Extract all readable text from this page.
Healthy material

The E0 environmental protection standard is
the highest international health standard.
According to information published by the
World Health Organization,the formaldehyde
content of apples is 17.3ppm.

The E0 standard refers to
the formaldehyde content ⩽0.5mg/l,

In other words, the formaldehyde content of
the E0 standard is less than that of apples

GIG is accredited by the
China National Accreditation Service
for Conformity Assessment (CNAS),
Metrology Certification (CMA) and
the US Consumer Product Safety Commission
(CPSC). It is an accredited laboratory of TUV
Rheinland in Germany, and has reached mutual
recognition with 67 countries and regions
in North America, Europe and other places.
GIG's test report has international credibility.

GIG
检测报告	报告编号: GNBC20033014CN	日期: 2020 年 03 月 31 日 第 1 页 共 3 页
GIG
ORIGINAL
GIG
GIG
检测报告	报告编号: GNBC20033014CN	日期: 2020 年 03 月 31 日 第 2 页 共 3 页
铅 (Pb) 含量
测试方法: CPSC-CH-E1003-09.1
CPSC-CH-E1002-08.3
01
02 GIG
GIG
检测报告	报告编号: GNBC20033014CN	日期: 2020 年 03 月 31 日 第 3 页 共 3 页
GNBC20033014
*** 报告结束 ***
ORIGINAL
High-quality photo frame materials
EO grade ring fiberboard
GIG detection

**Aim**
Search the material above for "other". Pull out each line where it shows up.

**The solution**
In other words, the formaldehyde content of
in North America, Europe and other places.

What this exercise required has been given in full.